### EXERCISE AIM
Lines holding the string "JSON" are the ones to copy; find them all in the data.

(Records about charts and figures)
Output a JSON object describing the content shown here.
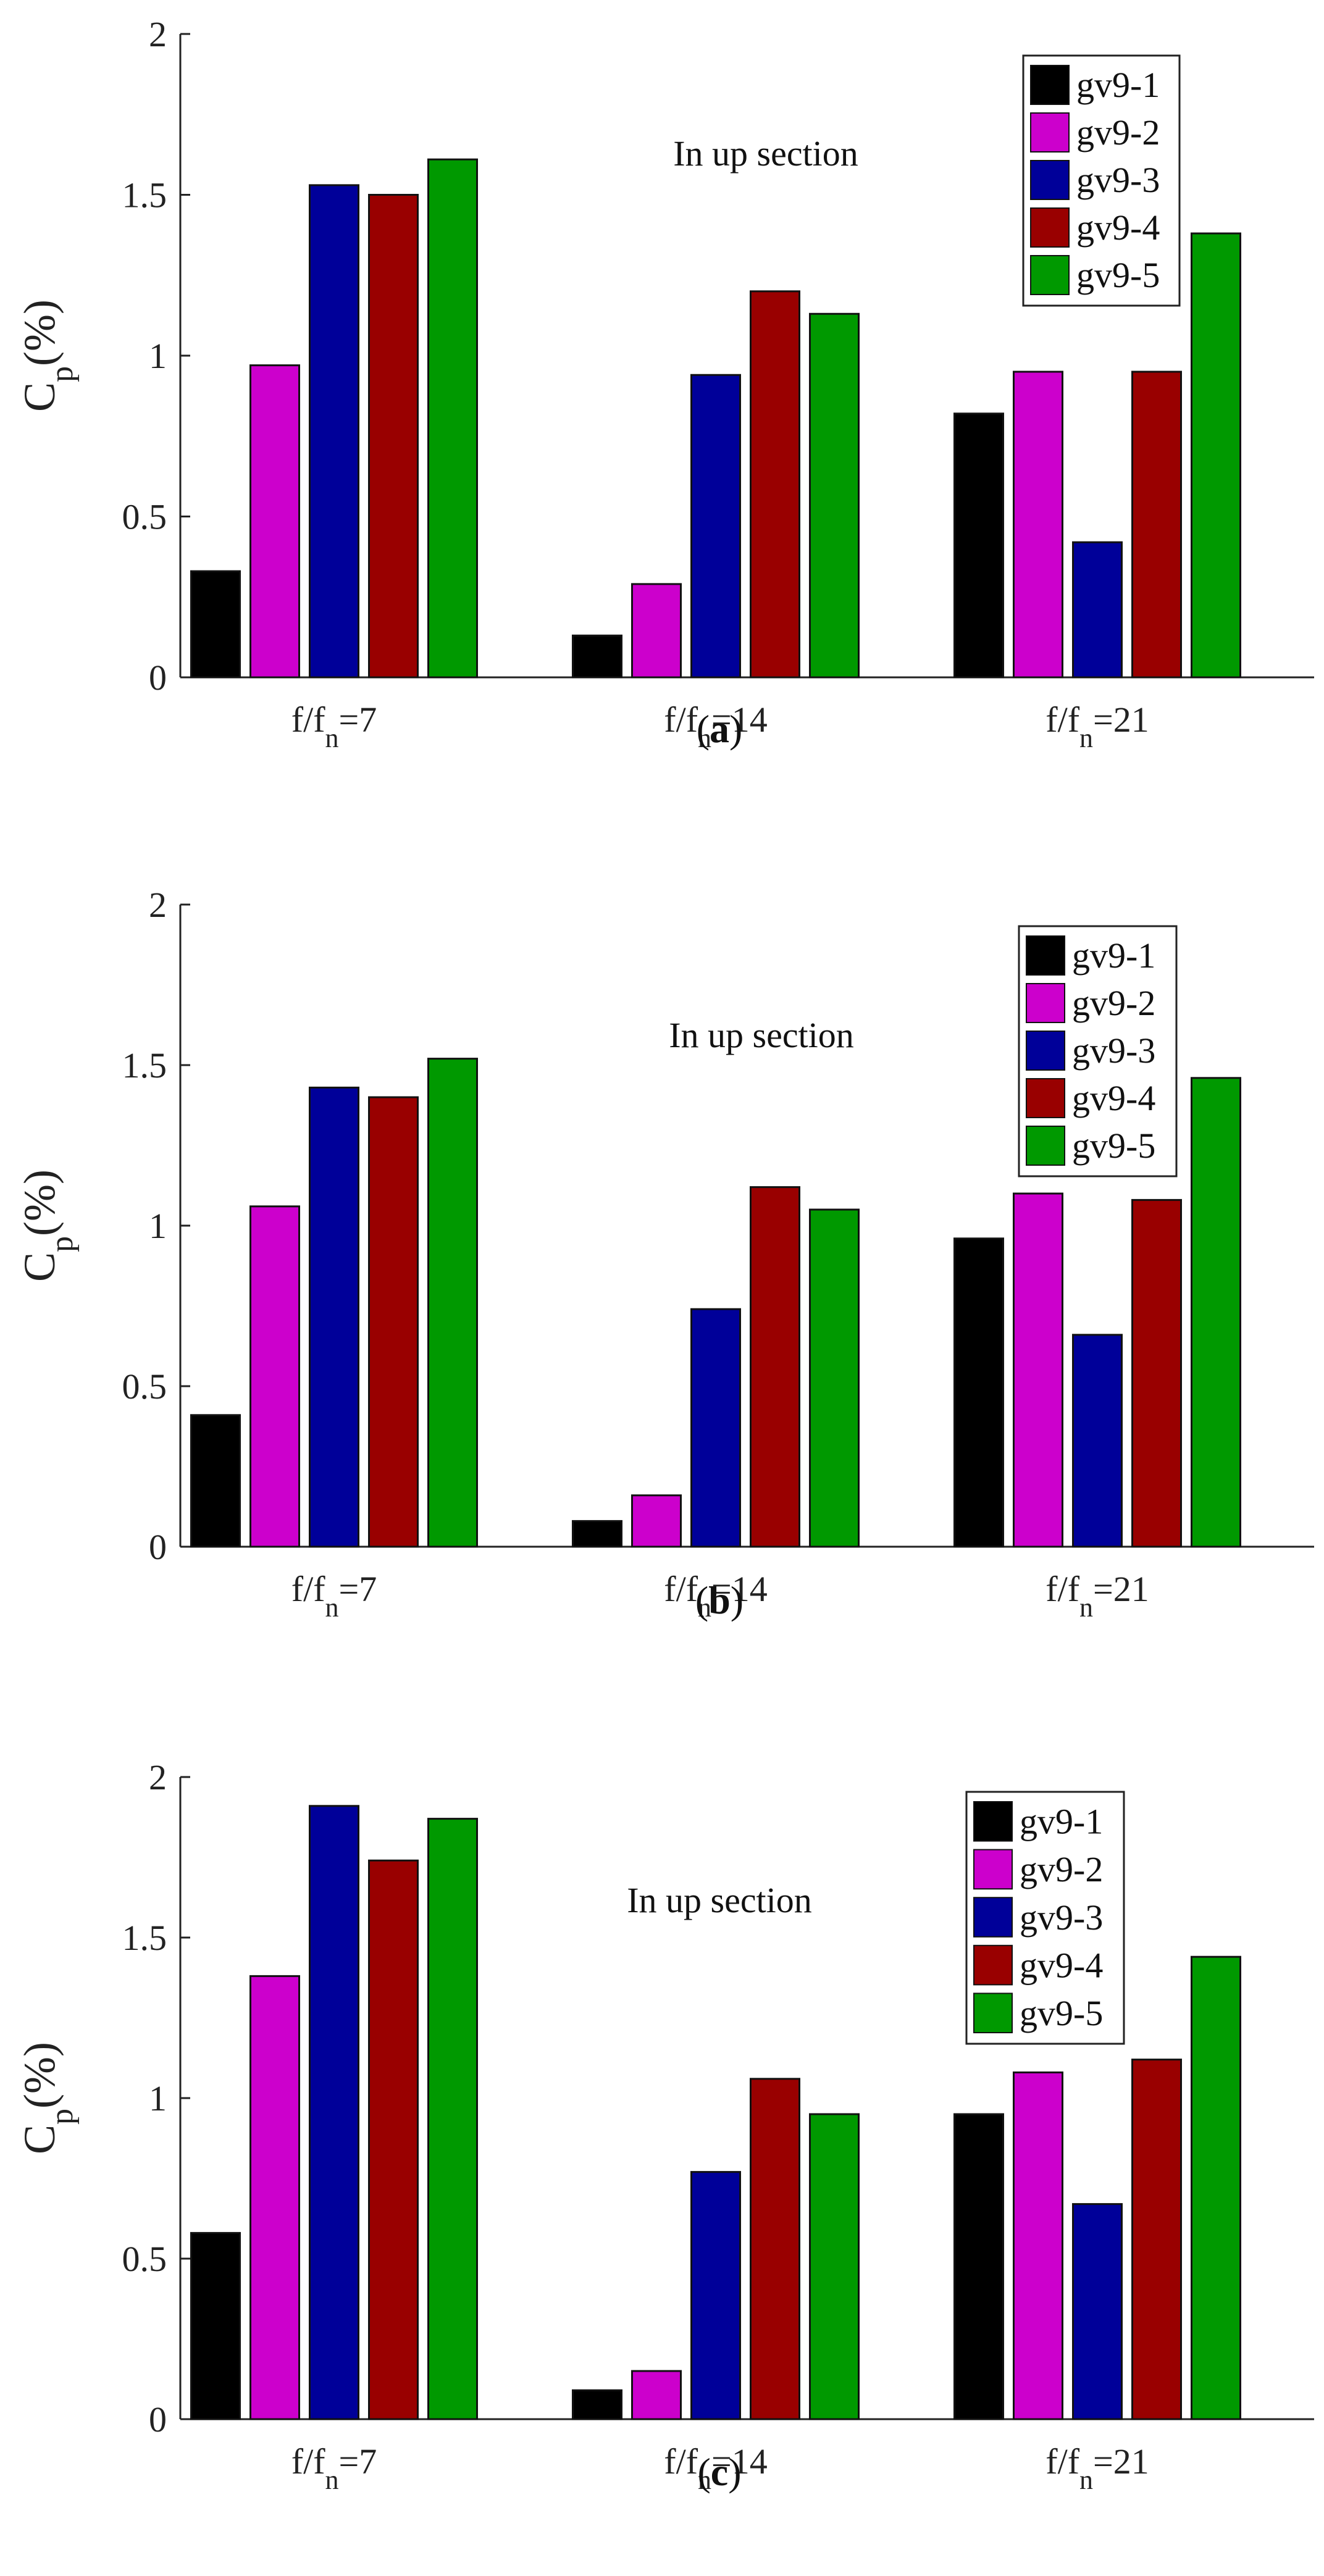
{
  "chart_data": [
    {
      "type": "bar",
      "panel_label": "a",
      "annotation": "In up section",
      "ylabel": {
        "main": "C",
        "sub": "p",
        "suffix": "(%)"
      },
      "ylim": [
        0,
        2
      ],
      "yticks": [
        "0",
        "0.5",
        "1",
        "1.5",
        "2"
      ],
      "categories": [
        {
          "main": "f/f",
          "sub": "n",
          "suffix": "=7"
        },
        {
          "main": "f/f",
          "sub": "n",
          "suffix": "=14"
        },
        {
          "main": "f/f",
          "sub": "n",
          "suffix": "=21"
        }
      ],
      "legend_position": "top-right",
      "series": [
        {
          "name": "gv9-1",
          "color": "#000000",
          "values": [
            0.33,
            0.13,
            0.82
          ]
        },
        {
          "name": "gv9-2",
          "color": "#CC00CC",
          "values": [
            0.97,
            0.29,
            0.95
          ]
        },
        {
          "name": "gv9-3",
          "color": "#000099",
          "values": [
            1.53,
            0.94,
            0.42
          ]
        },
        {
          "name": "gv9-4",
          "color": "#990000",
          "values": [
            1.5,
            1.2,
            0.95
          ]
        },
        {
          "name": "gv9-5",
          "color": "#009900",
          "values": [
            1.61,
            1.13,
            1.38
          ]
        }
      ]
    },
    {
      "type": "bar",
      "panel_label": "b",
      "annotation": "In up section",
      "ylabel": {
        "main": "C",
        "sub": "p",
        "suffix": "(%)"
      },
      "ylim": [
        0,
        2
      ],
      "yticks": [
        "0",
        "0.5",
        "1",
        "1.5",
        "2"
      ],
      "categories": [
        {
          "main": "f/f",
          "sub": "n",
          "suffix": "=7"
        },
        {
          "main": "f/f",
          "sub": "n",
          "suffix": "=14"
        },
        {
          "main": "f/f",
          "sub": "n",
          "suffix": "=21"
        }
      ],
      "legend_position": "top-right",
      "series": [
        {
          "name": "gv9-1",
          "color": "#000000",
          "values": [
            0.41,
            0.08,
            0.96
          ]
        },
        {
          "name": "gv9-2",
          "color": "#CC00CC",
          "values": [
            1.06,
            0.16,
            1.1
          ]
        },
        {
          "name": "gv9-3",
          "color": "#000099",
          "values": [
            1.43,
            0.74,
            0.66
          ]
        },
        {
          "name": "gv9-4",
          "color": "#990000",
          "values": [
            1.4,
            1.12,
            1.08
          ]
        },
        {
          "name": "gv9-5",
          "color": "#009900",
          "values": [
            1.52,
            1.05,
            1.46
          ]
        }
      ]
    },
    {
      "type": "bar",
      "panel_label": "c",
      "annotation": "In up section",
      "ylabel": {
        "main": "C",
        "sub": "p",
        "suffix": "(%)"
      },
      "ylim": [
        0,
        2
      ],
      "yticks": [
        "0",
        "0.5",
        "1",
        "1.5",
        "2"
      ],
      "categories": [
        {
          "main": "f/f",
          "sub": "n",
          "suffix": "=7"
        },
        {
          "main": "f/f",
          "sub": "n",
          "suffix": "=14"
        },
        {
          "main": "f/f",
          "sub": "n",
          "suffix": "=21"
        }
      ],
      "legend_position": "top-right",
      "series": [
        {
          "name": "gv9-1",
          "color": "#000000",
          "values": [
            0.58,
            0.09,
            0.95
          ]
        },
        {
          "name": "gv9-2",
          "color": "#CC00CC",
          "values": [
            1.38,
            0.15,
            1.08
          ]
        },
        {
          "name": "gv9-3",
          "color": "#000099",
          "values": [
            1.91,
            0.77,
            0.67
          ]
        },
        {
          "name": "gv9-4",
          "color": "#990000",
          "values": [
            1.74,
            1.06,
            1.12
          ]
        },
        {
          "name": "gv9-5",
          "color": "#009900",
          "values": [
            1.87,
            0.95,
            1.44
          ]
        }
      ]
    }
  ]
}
==
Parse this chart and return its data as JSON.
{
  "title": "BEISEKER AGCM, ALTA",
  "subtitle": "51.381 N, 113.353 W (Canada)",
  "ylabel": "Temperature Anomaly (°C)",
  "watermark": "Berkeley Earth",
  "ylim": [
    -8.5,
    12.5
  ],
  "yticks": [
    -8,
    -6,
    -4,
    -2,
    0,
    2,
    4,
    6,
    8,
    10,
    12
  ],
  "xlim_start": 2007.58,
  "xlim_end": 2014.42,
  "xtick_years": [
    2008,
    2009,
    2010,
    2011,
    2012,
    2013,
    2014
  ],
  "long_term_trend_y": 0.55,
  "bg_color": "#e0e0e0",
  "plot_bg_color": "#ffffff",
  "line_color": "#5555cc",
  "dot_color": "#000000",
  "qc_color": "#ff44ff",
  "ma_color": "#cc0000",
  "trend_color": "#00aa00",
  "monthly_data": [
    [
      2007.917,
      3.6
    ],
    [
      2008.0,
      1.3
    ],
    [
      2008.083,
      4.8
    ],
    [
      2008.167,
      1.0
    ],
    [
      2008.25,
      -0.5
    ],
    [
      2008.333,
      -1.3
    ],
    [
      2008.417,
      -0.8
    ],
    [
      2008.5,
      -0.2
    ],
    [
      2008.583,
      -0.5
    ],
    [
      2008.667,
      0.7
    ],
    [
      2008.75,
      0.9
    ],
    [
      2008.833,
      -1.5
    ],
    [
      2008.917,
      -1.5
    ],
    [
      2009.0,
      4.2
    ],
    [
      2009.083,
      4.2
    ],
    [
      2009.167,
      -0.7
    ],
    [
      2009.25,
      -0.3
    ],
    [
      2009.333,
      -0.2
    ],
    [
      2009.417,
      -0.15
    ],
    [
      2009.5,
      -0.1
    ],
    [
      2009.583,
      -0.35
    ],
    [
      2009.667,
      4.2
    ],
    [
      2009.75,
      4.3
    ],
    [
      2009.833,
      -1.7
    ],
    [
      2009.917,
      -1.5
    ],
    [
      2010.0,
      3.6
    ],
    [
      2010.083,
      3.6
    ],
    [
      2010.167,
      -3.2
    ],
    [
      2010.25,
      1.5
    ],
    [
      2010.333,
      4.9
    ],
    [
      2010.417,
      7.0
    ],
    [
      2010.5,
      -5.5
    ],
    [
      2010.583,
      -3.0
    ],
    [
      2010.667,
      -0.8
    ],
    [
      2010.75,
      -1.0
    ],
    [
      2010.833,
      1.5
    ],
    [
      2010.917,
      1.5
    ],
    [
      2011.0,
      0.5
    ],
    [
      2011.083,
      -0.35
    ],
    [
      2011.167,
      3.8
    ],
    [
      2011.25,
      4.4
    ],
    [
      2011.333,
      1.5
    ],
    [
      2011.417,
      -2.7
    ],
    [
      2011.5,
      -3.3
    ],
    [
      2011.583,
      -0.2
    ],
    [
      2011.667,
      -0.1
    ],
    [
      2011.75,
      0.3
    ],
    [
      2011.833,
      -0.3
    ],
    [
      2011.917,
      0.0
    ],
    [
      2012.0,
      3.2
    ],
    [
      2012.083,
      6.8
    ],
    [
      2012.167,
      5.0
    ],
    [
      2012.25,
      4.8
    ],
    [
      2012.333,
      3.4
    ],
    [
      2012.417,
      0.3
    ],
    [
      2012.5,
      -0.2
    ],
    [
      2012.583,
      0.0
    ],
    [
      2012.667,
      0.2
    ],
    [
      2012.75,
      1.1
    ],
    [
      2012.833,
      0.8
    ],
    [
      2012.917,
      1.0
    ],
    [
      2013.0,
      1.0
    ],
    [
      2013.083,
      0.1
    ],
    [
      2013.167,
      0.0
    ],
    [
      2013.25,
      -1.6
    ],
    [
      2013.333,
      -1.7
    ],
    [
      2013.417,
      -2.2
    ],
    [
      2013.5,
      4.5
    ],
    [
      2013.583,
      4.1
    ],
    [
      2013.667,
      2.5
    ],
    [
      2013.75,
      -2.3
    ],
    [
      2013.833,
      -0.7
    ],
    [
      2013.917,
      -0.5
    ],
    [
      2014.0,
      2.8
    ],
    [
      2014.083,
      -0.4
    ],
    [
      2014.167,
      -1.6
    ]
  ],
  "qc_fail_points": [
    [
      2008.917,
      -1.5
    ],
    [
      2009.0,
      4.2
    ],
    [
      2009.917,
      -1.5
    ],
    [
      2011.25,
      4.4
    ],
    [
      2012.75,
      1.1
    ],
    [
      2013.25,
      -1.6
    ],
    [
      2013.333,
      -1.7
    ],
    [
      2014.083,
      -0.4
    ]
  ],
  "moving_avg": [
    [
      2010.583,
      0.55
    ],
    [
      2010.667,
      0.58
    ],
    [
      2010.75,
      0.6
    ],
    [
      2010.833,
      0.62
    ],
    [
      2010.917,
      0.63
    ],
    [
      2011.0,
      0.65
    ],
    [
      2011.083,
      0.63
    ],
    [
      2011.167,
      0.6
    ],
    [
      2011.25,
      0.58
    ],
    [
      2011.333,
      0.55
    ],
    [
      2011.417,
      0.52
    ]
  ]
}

### RESPONSE TO THIS EXERCISE
Output a JSON object describing the content shown here.
Parse this chart and return its data as JSON.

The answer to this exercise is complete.